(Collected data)
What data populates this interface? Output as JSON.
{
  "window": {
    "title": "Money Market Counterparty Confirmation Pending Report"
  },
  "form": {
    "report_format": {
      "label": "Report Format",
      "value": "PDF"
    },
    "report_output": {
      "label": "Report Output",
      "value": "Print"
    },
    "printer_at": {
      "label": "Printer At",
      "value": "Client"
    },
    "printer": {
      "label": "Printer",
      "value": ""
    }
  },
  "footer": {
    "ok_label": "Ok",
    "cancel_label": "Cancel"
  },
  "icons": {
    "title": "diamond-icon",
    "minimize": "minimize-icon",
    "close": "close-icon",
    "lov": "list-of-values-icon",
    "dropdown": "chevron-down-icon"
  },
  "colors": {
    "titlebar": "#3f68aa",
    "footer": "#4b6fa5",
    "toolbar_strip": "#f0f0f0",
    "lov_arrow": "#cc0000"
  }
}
* * *
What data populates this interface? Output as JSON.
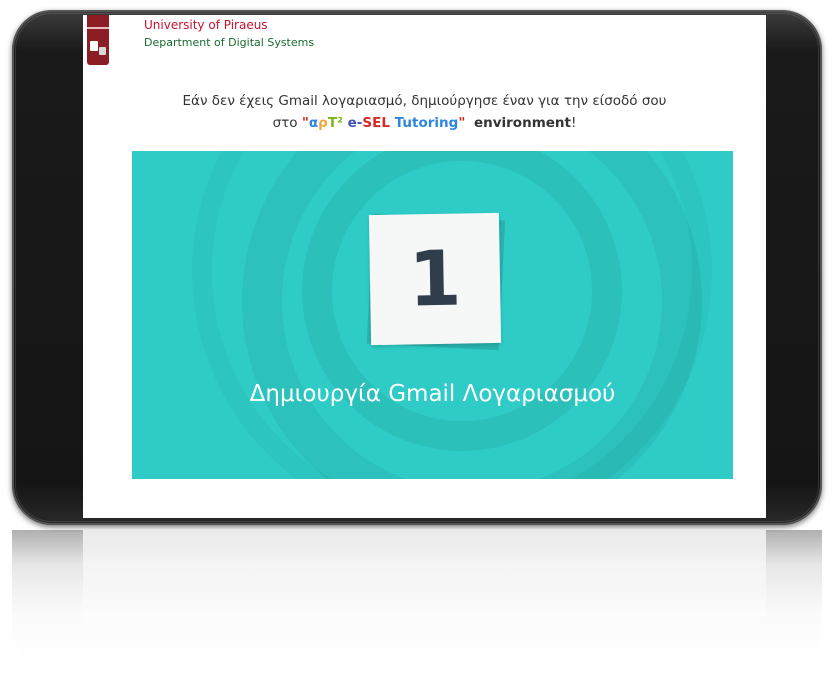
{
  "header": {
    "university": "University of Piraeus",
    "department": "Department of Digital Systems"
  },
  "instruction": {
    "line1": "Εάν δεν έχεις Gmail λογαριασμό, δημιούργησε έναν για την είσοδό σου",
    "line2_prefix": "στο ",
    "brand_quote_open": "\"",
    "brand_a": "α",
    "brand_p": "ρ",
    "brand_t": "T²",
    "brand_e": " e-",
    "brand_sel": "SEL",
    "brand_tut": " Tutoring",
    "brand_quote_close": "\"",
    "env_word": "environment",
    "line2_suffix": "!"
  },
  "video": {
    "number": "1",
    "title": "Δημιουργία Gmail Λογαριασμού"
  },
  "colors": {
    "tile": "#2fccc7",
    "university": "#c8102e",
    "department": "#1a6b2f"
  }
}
---
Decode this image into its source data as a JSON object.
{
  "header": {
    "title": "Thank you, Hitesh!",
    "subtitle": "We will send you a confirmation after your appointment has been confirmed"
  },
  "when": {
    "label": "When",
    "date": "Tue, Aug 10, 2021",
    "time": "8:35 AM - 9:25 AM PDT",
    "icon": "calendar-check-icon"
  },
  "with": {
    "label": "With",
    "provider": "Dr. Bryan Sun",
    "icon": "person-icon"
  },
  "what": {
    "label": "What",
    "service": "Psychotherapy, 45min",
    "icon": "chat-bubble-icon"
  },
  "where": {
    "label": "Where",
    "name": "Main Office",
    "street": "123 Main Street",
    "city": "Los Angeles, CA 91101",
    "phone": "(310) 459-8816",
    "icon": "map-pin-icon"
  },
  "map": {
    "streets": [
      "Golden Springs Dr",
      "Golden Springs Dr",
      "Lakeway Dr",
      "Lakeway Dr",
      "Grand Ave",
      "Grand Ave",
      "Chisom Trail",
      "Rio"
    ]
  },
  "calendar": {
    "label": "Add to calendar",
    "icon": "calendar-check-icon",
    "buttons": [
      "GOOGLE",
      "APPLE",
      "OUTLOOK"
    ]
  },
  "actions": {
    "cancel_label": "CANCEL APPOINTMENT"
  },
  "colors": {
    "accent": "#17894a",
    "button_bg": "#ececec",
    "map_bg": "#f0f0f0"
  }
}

= Problem details =
Look through the records and gather every line containing "calendar".

= Task solution =
    "icon": "calendar-check-icon"
  "calendar": {
    "label": "Add to calendar",
    "icon": "calendar-check-icon",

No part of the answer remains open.